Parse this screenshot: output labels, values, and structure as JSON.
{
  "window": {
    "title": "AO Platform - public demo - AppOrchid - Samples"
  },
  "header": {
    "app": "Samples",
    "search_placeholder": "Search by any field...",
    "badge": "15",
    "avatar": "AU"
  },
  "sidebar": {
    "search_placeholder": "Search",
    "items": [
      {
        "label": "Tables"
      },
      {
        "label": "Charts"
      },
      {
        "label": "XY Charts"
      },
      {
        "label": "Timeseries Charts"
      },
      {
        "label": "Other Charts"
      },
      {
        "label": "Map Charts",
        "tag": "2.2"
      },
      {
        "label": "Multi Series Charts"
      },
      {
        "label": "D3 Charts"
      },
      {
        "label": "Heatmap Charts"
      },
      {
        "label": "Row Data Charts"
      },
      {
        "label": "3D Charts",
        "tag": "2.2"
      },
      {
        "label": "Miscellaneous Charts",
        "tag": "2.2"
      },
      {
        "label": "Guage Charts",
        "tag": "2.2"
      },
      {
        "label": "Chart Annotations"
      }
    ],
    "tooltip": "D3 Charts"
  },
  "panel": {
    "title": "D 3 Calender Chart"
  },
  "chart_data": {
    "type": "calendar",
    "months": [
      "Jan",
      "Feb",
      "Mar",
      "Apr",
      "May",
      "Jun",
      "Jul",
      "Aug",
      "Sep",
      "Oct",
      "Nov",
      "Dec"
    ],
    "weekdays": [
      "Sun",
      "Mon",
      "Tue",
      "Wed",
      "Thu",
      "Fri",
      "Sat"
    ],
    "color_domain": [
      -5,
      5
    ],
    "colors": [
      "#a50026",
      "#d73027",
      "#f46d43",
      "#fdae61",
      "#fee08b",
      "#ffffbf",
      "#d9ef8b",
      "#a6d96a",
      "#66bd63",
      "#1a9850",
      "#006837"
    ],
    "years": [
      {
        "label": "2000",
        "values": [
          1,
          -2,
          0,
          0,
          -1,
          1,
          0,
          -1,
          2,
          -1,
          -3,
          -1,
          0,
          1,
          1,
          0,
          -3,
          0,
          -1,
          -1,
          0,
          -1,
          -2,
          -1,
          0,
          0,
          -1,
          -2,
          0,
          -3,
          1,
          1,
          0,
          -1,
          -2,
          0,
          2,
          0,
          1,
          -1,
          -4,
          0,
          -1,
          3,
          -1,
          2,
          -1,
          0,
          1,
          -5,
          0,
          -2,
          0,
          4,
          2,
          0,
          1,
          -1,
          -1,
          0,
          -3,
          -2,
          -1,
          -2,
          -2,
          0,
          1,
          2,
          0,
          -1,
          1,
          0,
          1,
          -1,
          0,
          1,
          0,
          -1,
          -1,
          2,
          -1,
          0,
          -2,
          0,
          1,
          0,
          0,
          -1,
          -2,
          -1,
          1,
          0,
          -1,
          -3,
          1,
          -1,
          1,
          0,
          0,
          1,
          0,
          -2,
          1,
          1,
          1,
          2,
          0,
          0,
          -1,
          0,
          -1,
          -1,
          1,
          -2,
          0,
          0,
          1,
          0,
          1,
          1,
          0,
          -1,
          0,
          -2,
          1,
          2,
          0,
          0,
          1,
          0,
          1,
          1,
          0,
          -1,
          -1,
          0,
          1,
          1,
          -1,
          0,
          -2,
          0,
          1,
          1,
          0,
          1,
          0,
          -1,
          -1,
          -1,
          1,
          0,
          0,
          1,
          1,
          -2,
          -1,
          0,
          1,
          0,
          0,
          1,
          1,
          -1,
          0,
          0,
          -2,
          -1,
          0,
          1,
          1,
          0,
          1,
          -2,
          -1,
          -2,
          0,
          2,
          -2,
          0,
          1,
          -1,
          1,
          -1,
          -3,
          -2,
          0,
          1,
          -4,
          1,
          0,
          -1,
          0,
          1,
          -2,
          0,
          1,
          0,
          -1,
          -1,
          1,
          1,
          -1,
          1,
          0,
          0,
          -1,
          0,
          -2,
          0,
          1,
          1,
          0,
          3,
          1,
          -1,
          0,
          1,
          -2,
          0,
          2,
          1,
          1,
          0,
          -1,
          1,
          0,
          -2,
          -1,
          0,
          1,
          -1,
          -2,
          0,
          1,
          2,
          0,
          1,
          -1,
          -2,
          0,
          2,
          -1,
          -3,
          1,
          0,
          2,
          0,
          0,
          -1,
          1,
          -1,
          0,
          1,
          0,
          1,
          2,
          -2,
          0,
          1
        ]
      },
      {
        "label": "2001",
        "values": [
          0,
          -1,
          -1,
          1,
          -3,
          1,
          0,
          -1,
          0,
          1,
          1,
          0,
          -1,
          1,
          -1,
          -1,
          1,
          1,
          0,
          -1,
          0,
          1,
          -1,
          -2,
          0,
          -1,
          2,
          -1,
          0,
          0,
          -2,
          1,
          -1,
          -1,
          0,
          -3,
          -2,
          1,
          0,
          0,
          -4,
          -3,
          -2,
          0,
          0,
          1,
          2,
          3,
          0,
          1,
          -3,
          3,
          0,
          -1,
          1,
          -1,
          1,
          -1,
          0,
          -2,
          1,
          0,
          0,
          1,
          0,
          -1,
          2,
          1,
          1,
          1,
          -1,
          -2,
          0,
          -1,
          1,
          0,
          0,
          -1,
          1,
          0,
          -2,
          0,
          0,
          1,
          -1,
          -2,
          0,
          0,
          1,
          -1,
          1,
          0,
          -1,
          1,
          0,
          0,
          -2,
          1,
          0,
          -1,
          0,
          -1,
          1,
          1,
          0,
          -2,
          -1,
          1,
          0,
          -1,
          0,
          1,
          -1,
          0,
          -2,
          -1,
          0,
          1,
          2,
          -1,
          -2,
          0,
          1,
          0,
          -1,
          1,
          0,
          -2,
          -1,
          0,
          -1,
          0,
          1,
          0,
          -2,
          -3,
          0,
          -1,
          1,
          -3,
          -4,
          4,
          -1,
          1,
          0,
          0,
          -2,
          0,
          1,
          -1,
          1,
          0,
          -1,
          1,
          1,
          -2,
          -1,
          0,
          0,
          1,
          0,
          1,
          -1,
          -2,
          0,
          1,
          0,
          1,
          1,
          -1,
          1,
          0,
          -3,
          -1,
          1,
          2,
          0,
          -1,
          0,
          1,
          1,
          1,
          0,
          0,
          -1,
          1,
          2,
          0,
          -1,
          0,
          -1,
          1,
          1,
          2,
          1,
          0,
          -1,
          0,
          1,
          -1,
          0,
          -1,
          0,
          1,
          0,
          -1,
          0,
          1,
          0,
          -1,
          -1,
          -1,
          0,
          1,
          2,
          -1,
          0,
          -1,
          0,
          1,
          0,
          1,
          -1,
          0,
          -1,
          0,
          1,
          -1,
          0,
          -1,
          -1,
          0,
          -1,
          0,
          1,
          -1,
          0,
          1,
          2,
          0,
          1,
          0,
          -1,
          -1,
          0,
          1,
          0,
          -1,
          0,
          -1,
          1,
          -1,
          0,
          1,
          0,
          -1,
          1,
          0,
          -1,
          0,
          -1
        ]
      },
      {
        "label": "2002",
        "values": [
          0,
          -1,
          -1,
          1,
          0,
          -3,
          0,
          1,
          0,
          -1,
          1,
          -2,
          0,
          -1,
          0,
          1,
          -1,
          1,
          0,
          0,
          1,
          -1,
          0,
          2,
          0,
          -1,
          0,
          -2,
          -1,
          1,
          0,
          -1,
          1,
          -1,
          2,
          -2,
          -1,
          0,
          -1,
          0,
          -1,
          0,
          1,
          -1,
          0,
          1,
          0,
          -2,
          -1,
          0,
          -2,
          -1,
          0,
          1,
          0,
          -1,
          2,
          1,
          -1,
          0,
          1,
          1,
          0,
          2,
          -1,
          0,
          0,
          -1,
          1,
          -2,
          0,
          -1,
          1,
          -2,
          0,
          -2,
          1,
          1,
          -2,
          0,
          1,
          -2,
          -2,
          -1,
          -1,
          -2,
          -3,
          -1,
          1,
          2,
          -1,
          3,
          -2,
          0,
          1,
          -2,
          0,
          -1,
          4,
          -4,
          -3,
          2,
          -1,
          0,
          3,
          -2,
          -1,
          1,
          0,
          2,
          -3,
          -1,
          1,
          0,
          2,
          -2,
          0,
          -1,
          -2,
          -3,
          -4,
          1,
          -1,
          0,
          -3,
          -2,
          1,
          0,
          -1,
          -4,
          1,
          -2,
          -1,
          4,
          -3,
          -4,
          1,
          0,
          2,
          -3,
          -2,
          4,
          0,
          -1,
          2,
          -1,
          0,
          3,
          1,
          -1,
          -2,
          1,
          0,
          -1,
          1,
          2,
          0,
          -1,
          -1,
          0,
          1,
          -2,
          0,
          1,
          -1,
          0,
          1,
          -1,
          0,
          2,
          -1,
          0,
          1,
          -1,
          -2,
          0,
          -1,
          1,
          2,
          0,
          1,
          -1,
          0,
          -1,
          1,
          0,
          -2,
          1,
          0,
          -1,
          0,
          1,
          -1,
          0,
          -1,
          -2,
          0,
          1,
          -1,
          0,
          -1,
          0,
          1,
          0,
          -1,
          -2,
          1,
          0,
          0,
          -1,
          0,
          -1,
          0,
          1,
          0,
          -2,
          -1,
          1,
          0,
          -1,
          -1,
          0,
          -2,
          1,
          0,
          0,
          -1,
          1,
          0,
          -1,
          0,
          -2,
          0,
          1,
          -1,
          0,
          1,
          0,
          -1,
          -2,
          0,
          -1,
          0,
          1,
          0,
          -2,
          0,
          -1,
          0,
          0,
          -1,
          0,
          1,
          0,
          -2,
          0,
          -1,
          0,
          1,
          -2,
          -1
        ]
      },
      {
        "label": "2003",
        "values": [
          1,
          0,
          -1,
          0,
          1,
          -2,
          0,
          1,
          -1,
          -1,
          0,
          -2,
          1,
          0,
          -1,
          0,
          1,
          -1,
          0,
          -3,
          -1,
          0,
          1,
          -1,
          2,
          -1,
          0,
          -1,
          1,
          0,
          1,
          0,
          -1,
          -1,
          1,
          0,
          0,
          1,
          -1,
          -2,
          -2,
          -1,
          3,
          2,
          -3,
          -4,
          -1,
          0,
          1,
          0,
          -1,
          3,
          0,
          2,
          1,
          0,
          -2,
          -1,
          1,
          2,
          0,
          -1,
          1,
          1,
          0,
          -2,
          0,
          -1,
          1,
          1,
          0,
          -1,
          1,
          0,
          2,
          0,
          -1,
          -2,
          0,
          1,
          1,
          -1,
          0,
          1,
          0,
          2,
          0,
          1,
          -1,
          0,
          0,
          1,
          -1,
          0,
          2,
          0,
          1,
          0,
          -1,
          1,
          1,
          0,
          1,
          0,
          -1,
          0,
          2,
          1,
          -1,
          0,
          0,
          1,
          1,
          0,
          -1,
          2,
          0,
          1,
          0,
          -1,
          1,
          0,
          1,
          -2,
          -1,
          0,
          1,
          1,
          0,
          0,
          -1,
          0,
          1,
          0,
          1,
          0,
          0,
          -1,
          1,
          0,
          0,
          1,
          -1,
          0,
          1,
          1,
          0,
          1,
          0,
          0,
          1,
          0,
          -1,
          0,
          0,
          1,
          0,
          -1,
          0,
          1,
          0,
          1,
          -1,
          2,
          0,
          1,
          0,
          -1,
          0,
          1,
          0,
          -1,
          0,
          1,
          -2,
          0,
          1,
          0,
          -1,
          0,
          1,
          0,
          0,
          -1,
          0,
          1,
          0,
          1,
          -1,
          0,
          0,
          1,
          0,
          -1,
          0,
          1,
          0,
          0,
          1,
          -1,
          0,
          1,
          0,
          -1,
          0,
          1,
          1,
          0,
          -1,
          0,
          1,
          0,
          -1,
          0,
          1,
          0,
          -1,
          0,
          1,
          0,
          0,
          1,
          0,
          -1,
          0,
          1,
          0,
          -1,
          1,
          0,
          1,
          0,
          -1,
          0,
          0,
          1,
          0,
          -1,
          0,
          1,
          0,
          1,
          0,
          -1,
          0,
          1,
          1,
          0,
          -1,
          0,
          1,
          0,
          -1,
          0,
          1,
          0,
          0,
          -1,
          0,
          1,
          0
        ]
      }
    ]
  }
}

★ ★ ★ ★ ★

Exercise: For each line of the entries that includes "Search", show that line.

Output of the task:
    "search_placeholder": "Search by any field...",
    "search_placeholder": "Search",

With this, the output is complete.